#### TEXTE DU DOCUMENT:
--

Antonieta, la mère, était austère, très énergique, mais maternante. Gustavo, le père, exploitait essentiellement une plantation de canne à sucre, accessoirement cultivait du manioc et du millet. Quoique la canne fût la principale source de revenus pour la famille, le père n’avait pas, au contraire de la plupart de ses collègues, de moulin à sucre (engenho), et avait recours principalement au moulin situé dans un domaine détenu par un membre de la famille de Rachel de Queiroz. De la canne l’on tirait surtout la rapadura (ou panela) et une eau-de-vie de canne appelée cachaça. L’exploitation du père comprenait en outre un petit troupeau. Toutes les activités se concentraient sur le domaine même. Le père construisit dans le jardin une cabane à farine, où l’on laissait mûrir le manioc et se transformer en ses différents dérivés ; la récolte de ceux-ci donnaient lieu à festivités, les farinades.

Rui Facó passa toute son enfance et son adolescence à Beberibe, petite ville côtière du Ceará, dans le nord-est du Brésil, à 73 km de la capitale d’État Fortaleza. Beberibe resta relativement isolé jusque dans les années 1960, quand fut enfin aménagée la grande route de Fortaleza. Dans les années 1930 à 1950, en particulier en hiver, le voyage pour Fortaleza relevait de l’aventure : il fallait d’abord traverser à cheval la zone marécageuse le long du fleuve rio Choró (pt) jusqu’à la ville de Cascavel proche, et là, prendre le car pour Fortaleza. En périodes de crues, il fallait faire usage d’un canot pour parvenir à Cascavel, municipalité dont Beberibe faisait autrefois partie. Le déplacement de Cascavel à Fortaleza durait quasiment une journée entière. L’électricité ne fut installée à Beberibe que dans la seconde moitié des années 1960[1].

Le lycée de Fortaleza, où Rui Facó fit ses études secondaires.

En 1927, Rui Facó, âgé alors de 14 ans, s’en alla à la capitale céarienne Fortaleza pour y faire ses études secondaires au Lycée du Ceará (actuel Colégio Estadual Liceu do Ceará). Issu d’une famille peu fortunée de la classe moyenne, il dut, aussitôt après avoir quitté le collège, commencer à travailler pour payer la poursuite de ses études. C’est ainsi que, fort jeune encore, il entra dans la rédaction du quotidien O Unitário de Fortaleza. Mais dès 1929 déjà, à l’âge de seulement 16 ans, il s’était essayé au journalisme en travaillant pour A Folha do Povo do Ceará (la Feuille du peuple du Ceará).

--

#### INFORMATIONS FOURNIES:
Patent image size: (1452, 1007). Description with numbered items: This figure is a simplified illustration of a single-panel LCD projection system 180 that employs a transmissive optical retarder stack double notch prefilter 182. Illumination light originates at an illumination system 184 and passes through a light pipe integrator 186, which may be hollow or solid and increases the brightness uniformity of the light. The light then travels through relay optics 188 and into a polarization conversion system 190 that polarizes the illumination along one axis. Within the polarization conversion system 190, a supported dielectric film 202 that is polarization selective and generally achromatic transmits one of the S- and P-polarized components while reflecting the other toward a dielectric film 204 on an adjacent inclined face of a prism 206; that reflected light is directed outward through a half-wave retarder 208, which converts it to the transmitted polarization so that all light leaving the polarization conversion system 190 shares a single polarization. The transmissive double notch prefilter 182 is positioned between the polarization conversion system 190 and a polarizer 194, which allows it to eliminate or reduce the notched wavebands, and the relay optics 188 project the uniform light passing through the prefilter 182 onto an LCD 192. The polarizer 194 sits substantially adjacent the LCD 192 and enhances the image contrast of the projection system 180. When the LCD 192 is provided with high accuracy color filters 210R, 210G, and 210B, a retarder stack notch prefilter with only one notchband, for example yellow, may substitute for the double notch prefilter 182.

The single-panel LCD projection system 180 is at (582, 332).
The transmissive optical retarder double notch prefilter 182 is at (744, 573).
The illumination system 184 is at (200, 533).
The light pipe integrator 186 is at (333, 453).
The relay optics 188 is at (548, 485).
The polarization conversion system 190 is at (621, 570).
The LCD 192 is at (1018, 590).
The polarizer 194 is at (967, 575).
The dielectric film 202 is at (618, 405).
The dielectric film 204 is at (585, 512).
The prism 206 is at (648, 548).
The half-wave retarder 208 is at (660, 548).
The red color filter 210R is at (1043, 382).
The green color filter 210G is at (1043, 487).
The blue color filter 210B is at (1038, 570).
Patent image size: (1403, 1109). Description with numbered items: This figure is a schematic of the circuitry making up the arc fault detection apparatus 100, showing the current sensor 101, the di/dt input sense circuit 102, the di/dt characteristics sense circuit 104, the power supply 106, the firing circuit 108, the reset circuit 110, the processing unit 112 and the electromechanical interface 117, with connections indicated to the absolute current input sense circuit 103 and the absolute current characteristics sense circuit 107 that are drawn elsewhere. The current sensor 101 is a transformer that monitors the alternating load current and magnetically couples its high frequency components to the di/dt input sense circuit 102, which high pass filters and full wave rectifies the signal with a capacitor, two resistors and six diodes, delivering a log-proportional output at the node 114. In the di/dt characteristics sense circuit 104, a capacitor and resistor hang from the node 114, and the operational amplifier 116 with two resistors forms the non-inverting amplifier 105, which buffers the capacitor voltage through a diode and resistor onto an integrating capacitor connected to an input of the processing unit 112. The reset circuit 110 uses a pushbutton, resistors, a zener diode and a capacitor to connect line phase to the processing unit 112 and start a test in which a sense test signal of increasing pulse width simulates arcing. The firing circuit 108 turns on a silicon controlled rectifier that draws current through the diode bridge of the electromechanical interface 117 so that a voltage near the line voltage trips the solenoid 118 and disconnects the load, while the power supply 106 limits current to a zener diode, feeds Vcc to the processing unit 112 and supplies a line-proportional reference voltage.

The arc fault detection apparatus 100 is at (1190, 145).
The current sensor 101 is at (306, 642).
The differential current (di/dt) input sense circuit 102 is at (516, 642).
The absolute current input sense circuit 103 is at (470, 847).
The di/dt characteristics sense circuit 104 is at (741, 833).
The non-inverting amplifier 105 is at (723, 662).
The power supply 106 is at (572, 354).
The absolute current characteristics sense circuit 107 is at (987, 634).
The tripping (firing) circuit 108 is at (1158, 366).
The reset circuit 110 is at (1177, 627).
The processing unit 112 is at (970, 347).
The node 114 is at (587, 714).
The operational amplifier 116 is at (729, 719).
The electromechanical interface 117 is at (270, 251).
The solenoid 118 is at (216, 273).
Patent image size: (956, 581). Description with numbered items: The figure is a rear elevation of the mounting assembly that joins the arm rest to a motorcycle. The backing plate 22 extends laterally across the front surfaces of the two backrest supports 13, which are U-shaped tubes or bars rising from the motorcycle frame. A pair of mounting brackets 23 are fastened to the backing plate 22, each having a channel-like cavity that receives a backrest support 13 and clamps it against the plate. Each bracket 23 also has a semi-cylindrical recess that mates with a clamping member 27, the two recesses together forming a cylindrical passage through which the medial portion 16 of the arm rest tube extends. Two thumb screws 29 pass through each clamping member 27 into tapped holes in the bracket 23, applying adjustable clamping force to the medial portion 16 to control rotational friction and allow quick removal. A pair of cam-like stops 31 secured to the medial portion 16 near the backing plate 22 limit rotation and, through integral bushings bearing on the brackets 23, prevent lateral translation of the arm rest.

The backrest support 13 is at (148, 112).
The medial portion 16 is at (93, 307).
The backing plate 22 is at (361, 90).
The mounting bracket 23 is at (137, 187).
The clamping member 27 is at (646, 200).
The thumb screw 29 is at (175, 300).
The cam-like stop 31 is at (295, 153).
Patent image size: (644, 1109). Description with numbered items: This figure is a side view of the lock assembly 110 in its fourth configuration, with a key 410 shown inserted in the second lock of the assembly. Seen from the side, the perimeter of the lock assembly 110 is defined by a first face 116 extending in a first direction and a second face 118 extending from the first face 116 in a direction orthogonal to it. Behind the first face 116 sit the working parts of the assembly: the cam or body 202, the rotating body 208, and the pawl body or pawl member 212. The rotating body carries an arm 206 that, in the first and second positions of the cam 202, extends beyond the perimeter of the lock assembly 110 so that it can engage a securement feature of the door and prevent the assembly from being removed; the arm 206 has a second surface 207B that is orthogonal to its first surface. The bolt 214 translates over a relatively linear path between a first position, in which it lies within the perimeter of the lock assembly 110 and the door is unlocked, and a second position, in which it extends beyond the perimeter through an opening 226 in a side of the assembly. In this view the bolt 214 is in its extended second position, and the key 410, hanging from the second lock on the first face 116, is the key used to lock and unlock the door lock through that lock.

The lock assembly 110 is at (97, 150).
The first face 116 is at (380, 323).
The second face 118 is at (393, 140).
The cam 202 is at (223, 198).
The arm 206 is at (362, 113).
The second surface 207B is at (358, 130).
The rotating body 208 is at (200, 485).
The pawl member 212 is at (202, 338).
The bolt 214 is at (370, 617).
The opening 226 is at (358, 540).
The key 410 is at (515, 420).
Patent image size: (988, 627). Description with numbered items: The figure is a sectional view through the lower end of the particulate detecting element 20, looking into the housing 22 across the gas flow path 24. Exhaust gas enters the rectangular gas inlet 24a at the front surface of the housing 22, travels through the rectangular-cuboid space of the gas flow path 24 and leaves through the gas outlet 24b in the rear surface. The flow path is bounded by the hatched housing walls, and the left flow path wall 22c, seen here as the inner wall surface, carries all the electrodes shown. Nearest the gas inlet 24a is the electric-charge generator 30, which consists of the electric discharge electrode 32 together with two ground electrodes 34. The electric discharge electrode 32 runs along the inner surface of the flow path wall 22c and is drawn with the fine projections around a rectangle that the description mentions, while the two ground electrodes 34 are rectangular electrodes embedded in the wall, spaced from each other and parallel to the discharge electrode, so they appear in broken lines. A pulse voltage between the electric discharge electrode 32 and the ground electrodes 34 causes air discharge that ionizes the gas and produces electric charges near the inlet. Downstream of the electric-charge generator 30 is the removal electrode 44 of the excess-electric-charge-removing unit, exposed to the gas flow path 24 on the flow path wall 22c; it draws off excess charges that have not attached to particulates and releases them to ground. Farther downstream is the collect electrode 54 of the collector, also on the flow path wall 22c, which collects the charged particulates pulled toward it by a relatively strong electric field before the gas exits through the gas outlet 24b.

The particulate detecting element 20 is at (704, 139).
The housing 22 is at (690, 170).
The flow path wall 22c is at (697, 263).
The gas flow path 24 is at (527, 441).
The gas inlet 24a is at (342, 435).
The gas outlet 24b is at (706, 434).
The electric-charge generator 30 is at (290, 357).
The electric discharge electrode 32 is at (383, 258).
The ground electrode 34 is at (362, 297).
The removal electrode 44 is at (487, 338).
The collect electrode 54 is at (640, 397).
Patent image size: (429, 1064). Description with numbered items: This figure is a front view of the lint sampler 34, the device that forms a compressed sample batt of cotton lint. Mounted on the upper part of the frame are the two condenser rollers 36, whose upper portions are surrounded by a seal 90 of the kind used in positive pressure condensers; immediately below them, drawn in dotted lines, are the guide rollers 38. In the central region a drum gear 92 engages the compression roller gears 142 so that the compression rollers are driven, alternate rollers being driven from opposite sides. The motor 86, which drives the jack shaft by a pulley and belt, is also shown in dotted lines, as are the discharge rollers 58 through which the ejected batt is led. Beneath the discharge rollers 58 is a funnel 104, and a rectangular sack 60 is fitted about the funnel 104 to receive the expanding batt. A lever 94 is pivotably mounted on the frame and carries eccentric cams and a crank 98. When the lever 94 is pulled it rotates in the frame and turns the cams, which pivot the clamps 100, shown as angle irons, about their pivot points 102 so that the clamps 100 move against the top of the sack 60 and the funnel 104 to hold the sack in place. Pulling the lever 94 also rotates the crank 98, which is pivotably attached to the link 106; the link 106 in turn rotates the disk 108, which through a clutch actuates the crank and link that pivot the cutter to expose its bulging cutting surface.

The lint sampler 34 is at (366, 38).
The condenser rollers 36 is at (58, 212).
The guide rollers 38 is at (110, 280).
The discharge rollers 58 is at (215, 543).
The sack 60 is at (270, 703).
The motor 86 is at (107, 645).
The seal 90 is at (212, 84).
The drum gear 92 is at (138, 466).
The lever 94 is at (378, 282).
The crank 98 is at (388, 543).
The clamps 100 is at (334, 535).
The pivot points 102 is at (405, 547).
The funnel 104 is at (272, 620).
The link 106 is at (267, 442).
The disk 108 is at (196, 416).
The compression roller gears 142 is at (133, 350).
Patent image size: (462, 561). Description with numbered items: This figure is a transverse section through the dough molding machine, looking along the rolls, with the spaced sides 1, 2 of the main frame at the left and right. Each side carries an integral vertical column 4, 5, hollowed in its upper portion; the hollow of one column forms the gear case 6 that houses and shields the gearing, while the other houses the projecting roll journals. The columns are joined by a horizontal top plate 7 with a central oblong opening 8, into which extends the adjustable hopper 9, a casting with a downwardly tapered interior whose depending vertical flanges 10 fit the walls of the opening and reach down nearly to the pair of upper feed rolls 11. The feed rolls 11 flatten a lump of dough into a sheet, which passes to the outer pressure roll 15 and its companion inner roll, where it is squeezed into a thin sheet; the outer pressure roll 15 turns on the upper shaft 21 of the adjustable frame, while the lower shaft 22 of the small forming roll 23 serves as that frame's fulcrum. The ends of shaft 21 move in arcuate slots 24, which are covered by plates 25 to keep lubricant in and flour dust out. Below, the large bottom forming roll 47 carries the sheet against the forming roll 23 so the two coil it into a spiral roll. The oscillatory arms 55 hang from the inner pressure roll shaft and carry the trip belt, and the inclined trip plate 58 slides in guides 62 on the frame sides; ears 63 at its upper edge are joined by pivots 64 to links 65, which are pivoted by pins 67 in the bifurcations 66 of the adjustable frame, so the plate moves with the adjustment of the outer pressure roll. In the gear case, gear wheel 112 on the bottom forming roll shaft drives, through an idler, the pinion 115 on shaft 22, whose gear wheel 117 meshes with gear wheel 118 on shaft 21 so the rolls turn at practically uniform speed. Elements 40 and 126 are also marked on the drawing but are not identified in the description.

--

#### CONSIGNE DONNÉE 1:
Indiquez, s'il vous plaît, si chacune des affirmations suivantes concorde avec le texte sur Rui Facó, en répondant par oui ou non et en citant mot pour mot le passage décisif. (a) Le père de Rui Facó possédait son propre moulin à sucre. (b) Beberibe se trouve à 73 km de Fortaleza. (c) L'électricité fut installée à Beberibe dans les années 1930.
#### CONSIGNE DONNÉE 2:
D'après le texte sur Rui Facó, en quelle année Rui Facó partit-il à Fortaleza pour ses études secondaires ?
Les enregistrements forment un matériau à part, distinct du texte sur Rui Facó.

#### RÉPONSE ATTENDUE 1:
(a) Non : « le père n’avait pas, au contraire de la plupart de ses collègues, de moulin à sucre (engenho) ».
(b) Oui : « à 73 km de la capitale d’État Fortaleza ».
(c) Non : « L’électricité ne fut installée à Beberibe que dans la seconde moitié des années 1960 ».

#### RÉPONSE ATTENDUE 2:
En 1927.